++++ Excerpted records
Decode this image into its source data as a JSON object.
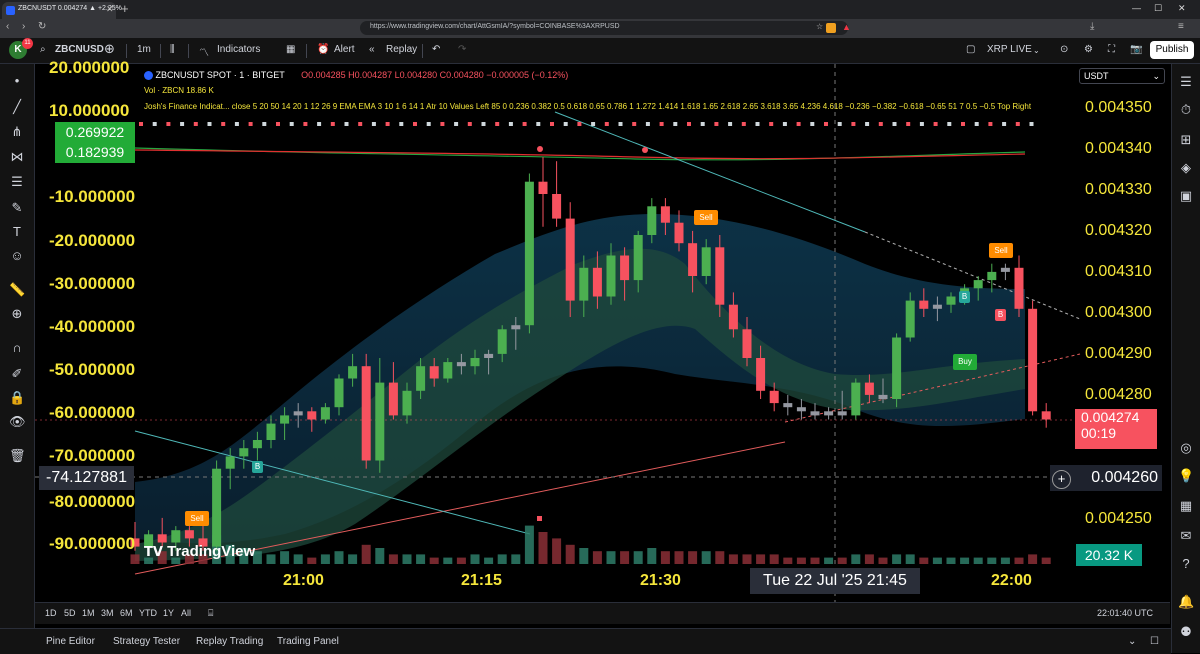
{
  "browser": {
    "tab_title": "ZBCNUSDT 0.004274 ▲ +2.25%",
    "url": "https://www.tradingview.com/chart/AttGsmIA/?symbol=COINBASE%3AXRPUSD"
  },
  "toolbar": {
    "avatar_letter": "K",
    "avatar_badge": "11",
    "symbol": "ZBCNUSD",
    "interval": "1m",
    "indicators": "Indicators",
    "alert": "Alert",
    "replay": "Replay",
    "layout_name": "XRP LIVE",
    "publish": "Publish"
  },
  "legend": {
    "symbol_line": "ZBCNUSDT SPOT · 1 · BITGET",
    "ohlc": "O0.004285 H0.004287 L0.004280 C0.004280 −0.000005 (−0.12%)",
    "volume": "Vol · ZBCN  18.86 K",
    "indicator": "Josh's Finance Indicat... close 5 20 50 14 20 1 12 26 9 EMA EMA 3 10 1 6 14 1 Atr 10 Values Left 85 0 0.236 0.382 0.5 0.618 0.65 0.786 1 1.272 1.414 1.618 1.65 2.618 2.65 3.618 3.65 4.236 4.618 −0.236 −0.382 −0.618 −0.65 51 7 0.5 −0.5 Top Right"
  },
  "left_axis": {
    "labels": [
      "20.000000",
      "10.000000",
      "-10.000000",
      "-20.000000",
      "-30.000000",
      "-40.000000",
      "-50.000000",
      "-60.000000",
      "-70.000000",
      "-80.000000",
      "-90.000000"
    ],
    "green_values": [
      "0.269922",
      "0.182939"
    ],
    "crosshair_value": "-74.127881"
  },
  "right_axis": {
    "currency": "USDT",
    "labels": [
      "0.004350",
      "0.004340",
      "0.004330",
      "0.004320",
      "0.004310",
      "0.004300",
      "0.004290",
      "0.004280",
      "0.004250"
    ],
    "current_price": "0.004274",
    "countdown": "00:19",
    "crosshair_price": "0.004260",
    "volume_label": "20.32 K"
  },
  "time_axis": {
    "labels": [
      "21:00",
      "21:15",
      "21:30",
      "22:00"
    ],
    "crosshair_date": "Tue 22 Jul '25   21:45"
  },
  "signals": {
    "sell": "Sell",
    "buy": "Buy",
    "b": "B"
  },
  "watermark": "TradingView",
  "range_bar": {
    "ranges": [
      "1D",
      "5D",
      "1M",
      "3M",
      "6M",
      "YTD",
      "1Y",
      "All"
    ],
    "clock": "22:01:40 UTC"
  },
  "bottom_panel": {
    "tabs": [
      "Pine Editor",
      "Strategy Tester",
      "Replay Trading",
      "Trading Panel"
    ]
  },
  "colors": {
    "up": "#4caf50",
    "down": "#f7525f",
    "doji": "#9598a1",
    "axis_text": "#f5e63b",
    "accent_green": "#22ab37"
  },
  "chart_data": {
    "type": "candlestick",
    "symbol": "ZBCNUSDT",
    "exchange": "BITGET",
    "interval": "1m",
    "price_axis": [
      0.00425,
      0.00435
    ],
    "current_price": 0.004274,
    "candles": [
      {
        "o": 0.004246,
        "h": 0.00425,
        "l": 0.004243,
        "c": 0.004244
      },
      {
        "o": 0.004244,
        "h": 0.004248,
        "l": 0.004243,
        "c": 0.004247
      },
      {
        "o": 0.004247,
        "h": 0.004251,
        "l": 0.004244,
        "c": 0.004245
      },
      {
        "o": 0.004245,
        "h": 0.004249,
        "l": 0.004243,
        "c": 0.004248
      },
      {
        "o": 0.004248,
        "h": 0.00425,
        "l": 0.004244,
        "c": 0.004246
      },
      {
        "o": 0.004246,
        "h": 0.004252,
        "l": 0.004243,
        "c": 0.004244
      },
      {
        "o": 0.004244,
        "h": 0.004265,
        "l": 0.004243,
        "c": 0.004263
      },
      {
        "o": 0.004263,
        "h": 0.004268,
        "l": 0.004258,
        "c": 0.004266
      },
      {
        "o": 0.004266,
        "h": 0.00427,
        "l": 0.004263,
        "c": 0.004268
      },
      {
        "o": 0.004268,
        "h": 0.004272,
        "l": 0.004265,
        "c": 0.00427
      },
      {
        "o": 0.00427,
        "h": 0.004276,
        "l": 0.004268,
        "c": 0.004274
      },
      {
        "o": 0.004274,
        "h": 0.004278,
        "l": 0.00427,
        "c": 0.004276
      },
      {
        "o": 0.004276,
        "h": 0.004279,
        "l": 0.004273,
        "c": 0.004277
      },
      {
        "o": 0.004277,
        "h": 0.004278,
        "l": 0.004272,
        "c": 0.004275
      },
      {
        "o": 0.004275,
        "h": 0.004279,
        "l": 0.004274,
        "c": 0.004278
      },
      {
        "o": 0.004278,
        "h": 0.004286,
        "l": 0.004276,
        "c": 0.004285
      },
      {
        "o": 0.004285,
        "h": 0.004291,
        "l": 0.004283,
        "c": 0.004288
      },
      {
        "o": 0.004288,
        "h": 0.004291,
        "l": 0.004263,
        "c": 0.004265
      },
      {
        "o": 0.004265,
        "h": 0.00429,
        "l": 0.004262,
        "c": 0.004284
      },
      {
        "o": 0.004284,
        "h": 0.004289,
        "l": 0.004275,
        "c": 0.004276
      },
      {
        "o": 0.004276,
        "h": 0.004284,
        "l": 0.004274,
        "c": 0.004282
      },
      {
        "o": 0.004282,
        "h": 0.00429,
        "l": 0.00428,
        "c": 0.004288
      },
      {
        "o": 0.004288,
        "h": 0.00429,
        "l": 0.004283,
        "c": 0.004285
      },
      {
        "o": 0.004285,
        "h": 0.00429,
        "l": 0.004284,
        "c": 0.004289
      },
      {
        "o": 0.004289,
        "h": 0.004291,
        "l": 0.004286,
        "c": 0.004288
      },
      {
        "o": 0.004288,
        "h": 0.004292,
        "l": 0.004286,
        "c": 0.00429
      },
      {
        "o": 0.00429,
        "h": 0.004292,
        "l": 0.004286,
        "c": 0.004291
      },
      {
        "o": 0.004291,
        "h": 0.004298,
        "l": 0.004289,
        "c": 0.004297
      },
      {
        "o": 0.004297,
        "h": 0.0043,
        "l": 0.004292,
        "c": 0.004298
      },
      {
        "o": 0.004298,
        "h": 0.004335,
        "l": 0.004296,
        "c": 0.004333
      },
      {
        "o": 0.004333,
        "h": 0.004339,
        "l": 0.004322,
        "c": 0.00433
      },
      {
        "o": 0.00433,
        "h": 0.004338,
        "l": 0.004322,
        "c": 0.004324
      },
      {
        "o": 0.004324,
        "h": 0.004328,
        "l": 0.0043,
        "c": 0.004304
      },
      {
        "o": 0.004304,
        "h": 0.004315,
        "l": 0.0043,
        "c": 0.004312
      },
      {
        "o": 0.004312,
        "h": 0.004316,
        "l": 0.004302,
        "c": 0.004305
      },
      {
        "o": 0.004305,
        "h": 0.004318,
        "l": 0.004303,
        "c": 0.004315
      },
      {
        "o": 0.004315,
        "h": 0.004317,
        "l": 0.004304,
        "c": 0.004309
      },
      {
        "o": 0.004309,
        "h": 0.004321,
        "l": 0.004306,
        "c": 0.00432
      },
      {
        "o": 0.00432,
        "h": 0.004329,
        "l": 0.004318,
        "c": 0.004327
      },
      {
        "o": 0.004327,
        "h": 0.004329,
        "l": 0.00432,
        "c": 0.004323
      },
      {
        "o": 0.004323,
        "h": 0.004326,
        "l": 0.004316,
        "c": 0.004318
      },
      {
        "o": 0.004318,
        "h": 0.004321,
        "l": 0.004306,
        "c": 0.00431
      },
      {
        "o": 0.00431,
        "h": 0.004319,
        "l": 0.004308,
        "c": 0.004317
      },
      {
        "o": 0.004317,
        "h": 0.00432,
        "l": 0.0043,
        "c": 0.004303
      },
      {
        "o": 0.004303,
        "h": 0.004306,
        "l": 0.004295,
        "c": 0.004297
      },
      {
        "o": 0.004297,
        "h": 0.0043,
        "l": 0.004288,
        "c": 0.00429
      },
      {
        "o": 0.00429,
        "h": 0.004293,
        "l": 0.00428,
        "c": 0.004282
      },
      {
        "o": 0.004282,
        "h": 0.004284,
        "l": 0.004277,
        "c": 0.004279
      },
      {
        "o": 0.004279,
        "h": 0.004281,
        "l": 0.004276,
        "c": 0.004278
      },
      {
        "o": 0.004278,
        "h": 0.00428,
        "l": 0.004275,
        "c": 0.004277
      },
      {
        "o": 0.004277,
        "h": 0.004279,
        "l": 0.004275,
        "c": 0.004276
      },
      {
        "o": 0.004276,
        "h": 0.004278,
        "l": 0.004275,
        "c": 0.004277
      },
      {
        "o": 0.004277,
        "h": 0.004282,
        "l": 0.004275,
        "c": 0.004276
      },
      {
        "o": 0.004276,
        "h": 0.004285,
        "l": 0.004275,
        "c": 0.004284
      },
      {
        "o": 0.004284,
        "h": 0.004286,
        "l": 0.004279,
        "c": 0.004281
      },
      {
        "o": 0.004281,
        "h": 0.004285,
        "l": 0.004279,
        "c": 0.00428
      },
      {
        "o": 0.00428,
        "h": 0.004296,
        "l": 0.004278,
        "c": 0.004295
      },
      {
        "o": 0.004295,
        "h": 0.004306,
        "l": 0.004294,
        "c": 0.004304
      },
      {
        "o": 0.004304,
        "h": 0.004307,
        "l": 0.0043,
        "c": 0.004302
      },
      {
        "o": 0.004302,
        "h": 0.004305,
        "l": 0.004299,
        "c": 0.004303
      },
      {
        "o": 0.004303,
        "h": 0.004306,
        "l": 0.004301,
        "c": 0.004305
      },
      {
        "o": 0.004305,
        "h": 0.004308,
        "l": 0.004303,
        "c": 0.004307
      },
      {
        "o": 0.004307,
        "h": 0.00431,
        "l": 0.004304,
        "c": 0.004309
      },
      {
        "o": 0.004309,
        "h": 0.004313,
        "l": 0.004306,
        "c": 0.004311
      },
      {
        "o": 0.004311,
        "h": 0.004313,
        "l": 0.004309,
        "c": 0.004312
      },
      {
        "o": 0.004312,
        "h": 0.004315,
        "l": 0.0043,
        "c": 0.004302
      },
      {
        "o": 0.004302,
        "h": 0.004304,
        "l": 0.004276,
        "c": 0.004277
      },
      {
        "o": 0.004277,
        "h": 0.004279,
        "l": 0.004273,
        "c": 0.004275
      }
    ],
    "volume": [
      3,
      2,
      4,
      2,
      3,
      3,
      9,
      6,
      5,
      4,
      3,
      4,
      3,
      2,
      3,
      4,
      3,
      6,
      5,
      3,
      3,
      3,
      2,
      2,
      2,
      3,
      2,
      3,
      3,
      12,
      10,
      8,
      6,
      5,
      4,
      4,
      4,
      4,
      5,
      4,
      4,
      4,
      4,
      4,
      3,
      3,
      3,
      3,
      2,
      2,
      2,
      2,
      2,
      3,
      3,
      2,
      3,
      3,
      2,
      2,
      2,
      2,
      2,
      2,
      2,
      2,
      3,
      2
    ],
    "volume_max": 30
  }
}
++++++++
Written request: In the listing above, find each line with the word "BITGET" and copy it.

Complete response:
    "symbol_line": "ZBCNUSDT SPOT · 1 · BITGET",
    "exchange": "BITGET",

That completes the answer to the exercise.